Dataset listings of figures:
— Start —
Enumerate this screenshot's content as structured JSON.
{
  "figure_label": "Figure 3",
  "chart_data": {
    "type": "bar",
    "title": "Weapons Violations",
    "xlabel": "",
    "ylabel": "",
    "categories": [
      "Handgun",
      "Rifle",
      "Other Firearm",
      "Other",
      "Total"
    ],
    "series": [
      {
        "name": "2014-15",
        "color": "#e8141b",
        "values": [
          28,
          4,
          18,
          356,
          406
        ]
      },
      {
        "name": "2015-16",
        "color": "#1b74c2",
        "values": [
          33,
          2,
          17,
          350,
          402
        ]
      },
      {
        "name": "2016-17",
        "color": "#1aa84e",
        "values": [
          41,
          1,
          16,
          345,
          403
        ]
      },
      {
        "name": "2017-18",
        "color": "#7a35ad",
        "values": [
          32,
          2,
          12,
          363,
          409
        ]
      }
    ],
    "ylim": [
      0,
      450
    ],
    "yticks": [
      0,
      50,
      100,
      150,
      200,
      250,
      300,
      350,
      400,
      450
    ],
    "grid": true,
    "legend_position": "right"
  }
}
— End —
# Exercise aim
Collect the complete line wherever the string "name" appears in the records.

# Written reply
        "name": "2014-15",
        "name": "2015-16",
        "name": "2016-17",
        "name": "2017-18",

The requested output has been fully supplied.